→ INPUT DATA
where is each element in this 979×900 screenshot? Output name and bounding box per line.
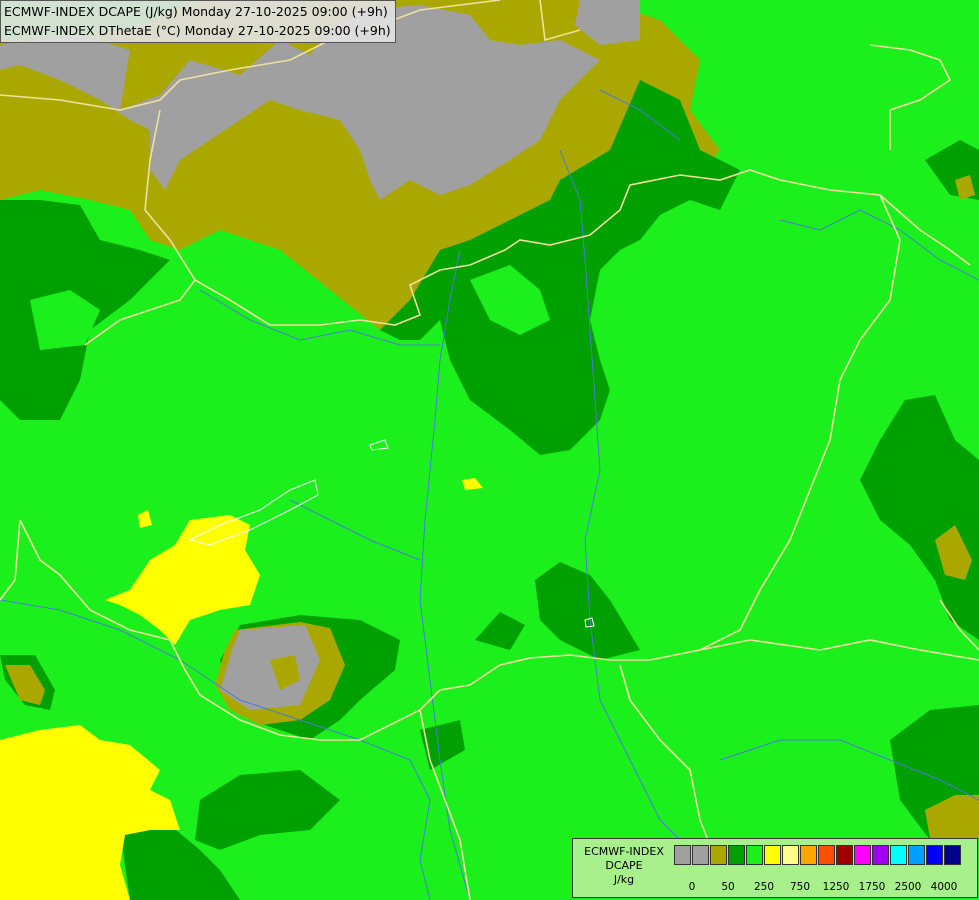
legend-units: J/kg bbox=[613, 873, 635, 886]
legend-swatch bbox=[908, 845, 925, 865]
legend-swatch bbox=[746, 845, 763, 865]
legend-swatch bbox=[854, 845, 871, 865]
legend-tick-label: 2500 bbox=[894, 881, 922, 893]
map-title-box: ECMWF-INDEX DCAPE (J/kg) Monday 27-10-20… bbox=[0, 0, 396, 43]
legend-title: ECMWF-INDEX DCAPE J/kg bbox=[577, 845, 671, 887]
legend-swatch bbox=[800, 845, 817, 865]
legend: ECMWF-INDEX DCAPE J/kg 0 50 250 750 1250 1750… bbox=[572, 838, 978, 898]
legend-tick-label: 1250 bbox=[822, 881, 850, 893]
legend-swatch bbox=[926, 845, 943, 865]
legend-swatch bbox=[728, 845, 745, 865]
legend-swatch bbox=[944, 845, 961, 865]
legend-swatch bbox=[692, 845, 709, 865]
legend-title-line2: DCAPE bbox=[605, 859, 643, 872]
legend-tick-label: 250 bbox=[753, 881, 775, 893]
legend-title-line1: ECMWF-INDEX bbox=[584, 845, 664, 858]
legend-swatch bbox=[836, 845, 853, 865]
legend-tick-label: 4000 bbox=[930, 881, 958, 893]
legend-tick-label: 0 bbox=[688, 881, 696, 893]
title-dthetae: ECMWF-INDEX DThetaE (°C) Monday 27-10-20… bbox=[4, 23, 391, 38]
legend-swatch bbox=[818, 845, 835, 865]
dcape-map bbox=[0, 0, 979, 900]
legend-swatch bbox=[764, 845, 781, 865]
legend-swatch bbox=[782, 845, 799, 865]
legend-tick-label: 1750 bbox=[858, 881, 886, 893]
legend-swatch bbox=[872, 845, 889, 865]
legend-tick-label: 50 bbox=[721, 881, 735, 893]
legend-swatch bbox=[710, 845, 727, 865]
title-dcape: ECMWF-INDEX DCAPE (J/kg) Monday 27-10-20… bbox=[4, 4, 388, 19]
legend-swatch bbox=[674, 845, 691, 865]
legend-swatch bbox=[890, 845, 907, 865]
legend-tick-label: 750 bbox=[789, 881, 811, 893]
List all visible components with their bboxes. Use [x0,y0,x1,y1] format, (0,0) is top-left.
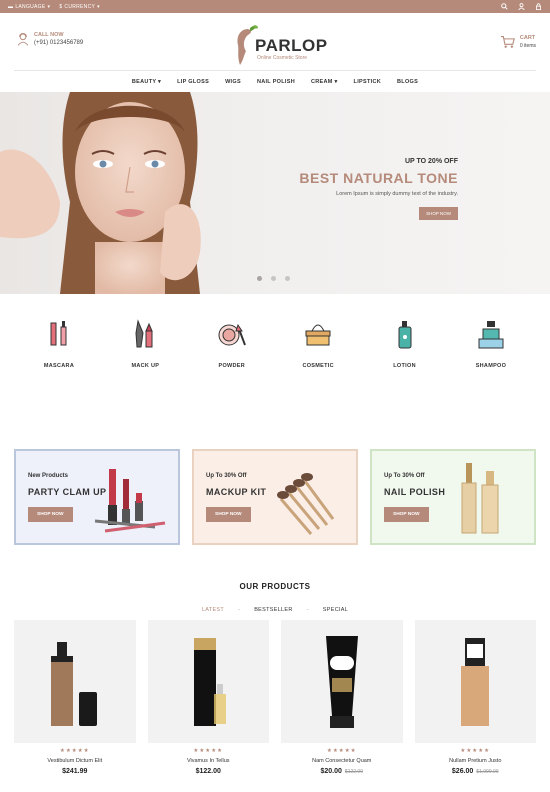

→ THE REQUEST
Convert the material above into a Markdown table with the columns Row and Entry, giving each line its own numbered row. Skip blank lines and leave the pictures out.

→ FULL ANSWER
| Row | Entry |
|---|---|
| 1 | where is each element in this 979×900 screenshot? Output name and bounding box per line. |
| 2 | legend-units: J/kg bbox=[613, 873, 635, 886] |
| 3 | legend-swatch bbox=[908, 845, 925, 865] |
| 4 | legend-swatch bbox=[746, 845, 763, 865] |
| 5 | legend-swatch bbox=[854, 845, 871, 865] |
| 6 | legend-tick-label: 2500 bbox=[894, 881, 922, 893] |
| 7 | map-title-box: ECMWF-INDEX DCAPE (J/kg) Monday 27-10-20… bbox=[0, 0, 396, 43] |
| 8 | legend-title: ECMWF-INDEX DCAPE J/kg bbox=[577, 845, 671, 887] |
| 9 | legend-swatch bbox=[800, 845, 817, 865] |
| 10 | legend: ECMWF-INDEX DCAPE J/kg 0 50 250 750 1250 1750… bbox=[572, 838, 978, 898] |
| 11 | legend-tick-label: 1250 bbox=[822, 881, 850, 893] |
| 12 | legend-swatch bbox=[926, 845, 943, 865] |
| 13 | legend-swatch bbox=[728, 845, 745, 865] |
| 14 | legend-swatch bbox=[944, 845, 961, 865] |
| 15 | legend-swatch bbox=[692, 845, 709, 865] |
| 16 | legend-title-line2: DCAPE bbox=[605, 859, 643, 872] |
| 17 | legend-tick-label: 250 bbox=[753, 881, 775, 893] |
| 18 | legend-title-line1: ECMWF-INDEX bbox=[584, 845, 664, 858] |
| 19 | legend-swatch bbox=[836, 845, 853, 865] |
| 20 | legend-tick-label: 4000 bbox=[930, 881, 958, 893] |
| 21 | legend-tick-label: 0 bbox=[688, 881, 696, 893] |
| 22 | title-dthetae: ECMWF-INDEX DThetaE (°C) Monday 27-10-20… bbox=[4, 23, 391, 38] |
| 23 | legend-swatch bbox=[818, 845, 835, 865] |
| 24 | dcape-map bbox=[0, 0, 979, 900] |
| 25 | legend-swatch bbox=[764, 845, 781, 865] |
| 26 | legend-swatch bbox=[782, 845, 799, 865] |
| 27 | legend-tick-label: 1750 bbox=[858, 881, 886, 893] |
| 28 | legend-swatch bbox=[872, 845, 889, 865] |
| 29 | legend-tick-label: 50 bbox=[721, 881, 735, 893] |
| 30 | legend-swatch bbox=[710, 845, 727, 865] |
| 31 | title-dcape: ECMWF-INDEX DCAPE (J/kg) Monday 27-10-20… bbox=[4, 4, 388, 19] |
| 32 | legend-swatch bbox=[674, 845, 691, 865] |
| 33 | legend-swatch bbox=[890, 845, 907, 865] |
| 34 | legend-tick-label: 750 bbox=[789, 881, 811, 893] |
| 35 | List all visible components with their bboxes. Use [x0,y0,x1,y1] format, (0,0) is top-left. |